**Given instruction**.
Below are records to be output exactly, every one of them.

━━ Records for this exercise ━━

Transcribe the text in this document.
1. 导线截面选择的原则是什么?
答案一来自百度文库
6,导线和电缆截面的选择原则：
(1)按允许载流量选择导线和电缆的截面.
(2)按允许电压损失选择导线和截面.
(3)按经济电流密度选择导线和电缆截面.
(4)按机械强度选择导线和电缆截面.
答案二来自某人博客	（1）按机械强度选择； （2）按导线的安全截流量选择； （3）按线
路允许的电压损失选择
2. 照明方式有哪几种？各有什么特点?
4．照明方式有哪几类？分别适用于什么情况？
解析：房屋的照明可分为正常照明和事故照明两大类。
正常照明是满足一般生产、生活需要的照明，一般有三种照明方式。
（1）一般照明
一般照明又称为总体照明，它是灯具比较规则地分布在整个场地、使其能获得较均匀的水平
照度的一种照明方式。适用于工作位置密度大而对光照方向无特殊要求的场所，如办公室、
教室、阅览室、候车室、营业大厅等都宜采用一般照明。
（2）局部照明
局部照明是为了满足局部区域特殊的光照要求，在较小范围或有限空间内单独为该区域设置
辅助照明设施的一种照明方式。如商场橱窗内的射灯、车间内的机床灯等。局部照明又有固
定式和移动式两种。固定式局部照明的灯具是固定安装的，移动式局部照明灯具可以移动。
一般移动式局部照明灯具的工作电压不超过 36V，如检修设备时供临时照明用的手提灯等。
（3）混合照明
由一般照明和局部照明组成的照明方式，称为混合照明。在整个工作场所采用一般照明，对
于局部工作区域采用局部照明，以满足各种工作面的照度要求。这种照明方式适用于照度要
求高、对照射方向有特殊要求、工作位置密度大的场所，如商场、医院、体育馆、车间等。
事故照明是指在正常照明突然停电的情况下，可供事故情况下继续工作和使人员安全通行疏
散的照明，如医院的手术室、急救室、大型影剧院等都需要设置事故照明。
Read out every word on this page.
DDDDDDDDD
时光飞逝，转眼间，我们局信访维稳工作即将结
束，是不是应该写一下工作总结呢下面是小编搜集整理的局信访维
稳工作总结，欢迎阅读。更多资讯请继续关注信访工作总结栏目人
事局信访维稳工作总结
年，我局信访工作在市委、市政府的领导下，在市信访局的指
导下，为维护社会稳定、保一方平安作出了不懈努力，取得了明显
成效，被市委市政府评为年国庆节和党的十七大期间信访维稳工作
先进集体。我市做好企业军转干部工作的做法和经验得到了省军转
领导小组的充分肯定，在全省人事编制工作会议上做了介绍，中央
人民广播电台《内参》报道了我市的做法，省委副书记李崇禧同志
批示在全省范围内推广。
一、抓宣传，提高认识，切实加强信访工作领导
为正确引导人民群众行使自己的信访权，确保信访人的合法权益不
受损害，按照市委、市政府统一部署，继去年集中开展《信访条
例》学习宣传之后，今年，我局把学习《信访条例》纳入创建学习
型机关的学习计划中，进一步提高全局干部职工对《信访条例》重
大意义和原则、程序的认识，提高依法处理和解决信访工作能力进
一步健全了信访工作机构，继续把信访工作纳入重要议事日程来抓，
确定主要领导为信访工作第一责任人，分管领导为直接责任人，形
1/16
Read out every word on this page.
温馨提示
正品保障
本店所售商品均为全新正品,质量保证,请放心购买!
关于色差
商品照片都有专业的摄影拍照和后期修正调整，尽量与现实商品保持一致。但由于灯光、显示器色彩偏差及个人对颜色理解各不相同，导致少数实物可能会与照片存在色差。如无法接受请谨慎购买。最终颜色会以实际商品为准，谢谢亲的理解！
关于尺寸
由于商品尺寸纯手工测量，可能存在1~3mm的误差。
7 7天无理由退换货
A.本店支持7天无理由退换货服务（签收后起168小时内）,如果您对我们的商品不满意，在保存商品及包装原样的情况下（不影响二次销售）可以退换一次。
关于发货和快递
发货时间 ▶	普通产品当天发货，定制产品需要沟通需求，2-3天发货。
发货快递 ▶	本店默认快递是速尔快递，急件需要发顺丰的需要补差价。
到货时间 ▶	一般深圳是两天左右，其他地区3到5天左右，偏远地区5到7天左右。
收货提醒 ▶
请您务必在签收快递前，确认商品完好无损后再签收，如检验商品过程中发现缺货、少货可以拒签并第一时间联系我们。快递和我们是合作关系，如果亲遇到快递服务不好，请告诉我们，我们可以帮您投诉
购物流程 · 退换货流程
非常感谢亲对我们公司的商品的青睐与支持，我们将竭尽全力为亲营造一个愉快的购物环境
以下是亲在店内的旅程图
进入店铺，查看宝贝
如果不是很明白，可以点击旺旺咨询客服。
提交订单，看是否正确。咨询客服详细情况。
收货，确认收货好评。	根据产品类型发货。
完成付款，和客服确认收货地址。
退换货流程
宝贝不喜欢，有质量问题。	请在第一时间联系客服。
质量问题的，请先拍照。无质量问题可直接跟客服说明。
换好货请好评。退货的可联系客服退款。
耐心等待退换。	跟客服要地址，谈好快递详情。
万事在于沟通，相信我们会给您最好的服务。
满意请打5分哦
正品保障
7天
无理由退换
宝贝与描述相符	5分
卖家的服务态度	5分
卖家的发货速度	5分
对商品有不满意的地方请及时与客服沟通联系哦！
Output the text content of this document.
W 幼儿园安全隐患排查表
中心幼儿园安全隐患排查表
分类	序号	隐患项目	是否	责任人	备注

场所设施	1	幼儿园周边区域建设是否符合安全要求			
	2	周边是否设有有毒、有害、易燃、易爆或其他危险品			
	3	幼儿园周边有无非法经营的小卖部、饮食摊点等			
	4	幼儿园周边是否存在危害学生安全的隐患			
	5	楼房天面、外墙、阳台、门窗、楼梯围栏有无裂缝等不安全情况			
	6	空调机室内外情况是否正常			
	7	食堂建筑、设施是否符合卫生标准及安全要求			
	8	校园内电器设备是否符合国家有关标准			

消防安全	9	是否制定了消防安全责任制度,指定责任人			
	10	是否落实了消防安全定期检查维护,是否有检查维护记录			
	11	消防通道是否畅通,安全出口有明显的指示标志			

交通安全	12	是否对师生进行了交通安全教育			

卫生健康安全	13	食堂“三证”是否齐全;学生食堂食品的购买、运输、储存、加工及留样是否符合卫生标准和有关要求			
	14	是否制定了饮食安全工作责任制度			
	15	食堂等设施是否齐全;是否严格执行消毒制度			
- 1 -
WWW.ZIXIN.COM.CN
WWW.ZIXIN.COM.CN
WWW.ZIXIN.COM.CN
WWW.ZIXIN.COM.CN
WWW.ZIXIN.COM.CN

━━━

**Problem solution**.
Transcribe the text in this document.
1. 导线截面选择的原则是什么?
答案一来自百度文库
6,导线和电缆截面的选择原则：
(1)按允许载流量选择导线和电缆的截面.
(2)按允许电压损失选择导线和截面.
(3)按经济电流密度选择导线和电缆截面.
(4)按机械强度选择导线和电缆截面.
答案二来自某人博客	（1）按机械强度选择； （2）按导线的安全截流量选择； （3）按线
路允许的电压损失选择
2. 照明方式有哪几种？各有什么特点?
4．照明方式有哪几类？分别适用于什么情况？
解析：房屋的照明可分为正常照明和事故照明两大类。
正常照明是满足一般生产、生活需要的照明，一般有三种照明方式。
（1）一般照明
一般照明又称为总体照明，它是灯具比较规则地分布在整个场地、使其能获得较均匀的水平
照度的一种照明方式。适用于工作位置密度大而对光照方向无特殊要求的场所，如办公室、
教室、阅览室、候车室、营业大厅等都宜采用一般照明。
（2）局部照明
局部照明是为了满足局部区域特殊的光照要求，在较小范围或有限空间内单独为该区域设置
辅助照明设施的一种照明方式。如商场橱窗内的射灯、车间内的机床灯等。局部照明又有固
定式和移动式两种。固定式局部照明的灯具是固定安装的，移动式局部照明灯具可以移动。
一般移动式局部照明灯具的工作电压不超过 36V，如检修设备时供临时照明用的手提灯等。
（3）混合照明
由一般照明和局部照明组成的照明方式，称为混合照明。在整个工作场所采用一般照明，对
于局部工作区域采用局部照明，以满足各种工作面的照度要求。这种照明方式适用于照度要
求高、对照射方向有特殊要求、工作位置密度大的场所，如商场、医院、体育馆、车间等。
事故照明是指在正常照明突然停电的情况下，可供事故情况下继续工作和使人员安全通行疏
散的照明，如医院的手术室、急救室、大型影剧院等都需要设置事故照明。
Read out every word on this page.
DDDDDDDDD
时光飞逝，转眼间，我们局信访维稳工作即将结
束，是不是应该写一下工作总结呢下面是小编搜集整理的局信访维
稳工作总结，欢迎阅读。更多资讯请继续关注信访工作总结栏目人
事局信访维稳工作总结
年，我局信访工作在市委、市政府的领导下，在市信访局的指
导下，为维护社会稳定、保一方平安作出了不懈努力，取得了明显
成效，被市委市政府评为年国庆节和党的十七大期间信访维稳工作
先进集体。我市做好企业军转干部工作的做法和经验得到了省军转
领导小组的充分肯定，在全省人事编制工作会议上做了介绍，中央
人民广播电台《内参》报道了我市的做法，省委副书记李崇禧同志
批示在全省范围内推广。
一、抓宣传，提高认识，切实加强信访工作领导
为正确引导人民群众行使自己的信访权，确保信访人的合法权益不
受损害，按照市委、市政府统一部署，继去年集中开展《信访条
例》学习宣传之后，今年，我局把学习《信访条例》纳入创建学习
型机关的学习计划中，进一步提高全局干部职工对《信访条例》重
大意义和原则、程序的认识，提高依法处理和解决信访工作能力进
一步健全了信访工作机构，继续把信访工作纳入重要议事日程来抓，
确定主要领导为信访工作第一责任人，分管领导为直接责任人，形
1/16
Read out every word on this page.
温馨提示
正品保障
本店所售商品均为全新正品,质量保证,请放心购买!
关于色差
商品照片都有专业的摄影拍照和后期修正调整，尽量与现实商品保持一致。但由于灯光、显示器色彩偏差及个人对颜色理解各不相同，导致少数实物可能会与照片存在色差。如无法接受请谨慎购买。最终颜色会以实际商品为准，谢谢亲的理解！
关于尺寸
由于商品尺寸纯手工测量，可能存在1~3mm的误差。
7 7天无理由退换货
A.本店支持7天无理由退换货服务（签收后起168小时内）,如果您对我们的商品不满意，在保存商品及包装原样的情况下（不影响二次销售）可以退换一次。
关于发货和快递
发货时间 ▶	普通产品当天发货，定制产品需要沟通需求，2-3天发货。
发货快递 ▶	本店默认快递是速尔快递，急件需要发顺丰的需要补差价。
到货时间 ▶	一般深圳是两天左右，其他地区3到5天左右，偏远地区5到7天左右。
收货提醒 ▶
请您务必在签收快递前，确认商品完好无损后再签收，如检验商品过程中发现缺货、少货可以拒签并第一时间联系我们。快递和我们是合作关系，如果亲遇到快递服务不好，请告诉我们，我们可以帮您投诉
购物流程 · 退换货流程
非常感谢亲对我们公司的商品的青睐与支持，我们将竭尽全力为亲营造一个愉快的购物环境
以下是亲在店内的旅程图
进入店铺，查看宝贝
如果不是很明白，可以点击旺旺咨询客服。
提交订单，看是否正确。咨询客服详细情况。
收货，确认收货好评。	根据产品类型发货。
完成付款，和客服确认收货地址。
退换货流程
宝贝不喜欢，有质量问题。	请在第一时间联系客服。
质量问题的，请先拍照。无质量问题可直接跟客服说明。
换好货请好评。退货的可联系客服退款。
耐心等待退换。	跟客服要地址，谈好快递详情。
万事在于沟通，相信我们会给您最好的服务。
满意请打5分哦
正品保障
7天
无理由退换
宝贝与描述相符	5分
卖家的服务态度	5分
卖家的发货速度	5分
对商品有不满意的地方请及时与客服沟通联系哦！
Output the text content of this document.
W 幼儿园安全隐患排查表
中心幼儿园安全隐患排查表
分类	序号	隐患项目	是否	责任人	备注

场所设施	1	幼儿园周边区域建设是否符合安全要求			
	2	周边是否设有有毒、有害、易燃、易爆或其他危险品			
	3	幼儿园周边有无非法经营的小卖部、饮食摊点等			
	4	幼儿园周边是否存在危害学生安全的隐患			
	5	楼房天面、外墙、阳台、门窗、楼梯围栏有无裂缝等不安全情况			
	6	空调机室内外情况是否正常			
	7	食堂建筑、设施是否符合卫生标准及安全要求			
	8	校园内电器设备是否符合国家有关标准			

消防安全	9	是否制定了消防安全责任制度,指定责任人			
	10	是否落实了消防安全定期检查维护,是否有检查维护记录			
	11	消防通道是否畅通,安全出口有明显的指示标志			

交通安全	12	是否对师生进行了交通安全教育			

卫生健康安全	13	食堂“三证”是否齐全;学生食堂食品的购买、运输、储存、加工及留样是否符合卫生标准和有关要求			
	14	是否制定了饮食安全工作责任制度			
	15	食堂等设施是否齐全;是否严格执行消毒制度			
- 1 -
WWW.ZIXIN.COM.CN
WWW.ZIXIN.COM.CN
WWW.ZIXIN.COM.CN
WWW.ZIXIN.COM.CN
WWW.ZIXIN.COM.CN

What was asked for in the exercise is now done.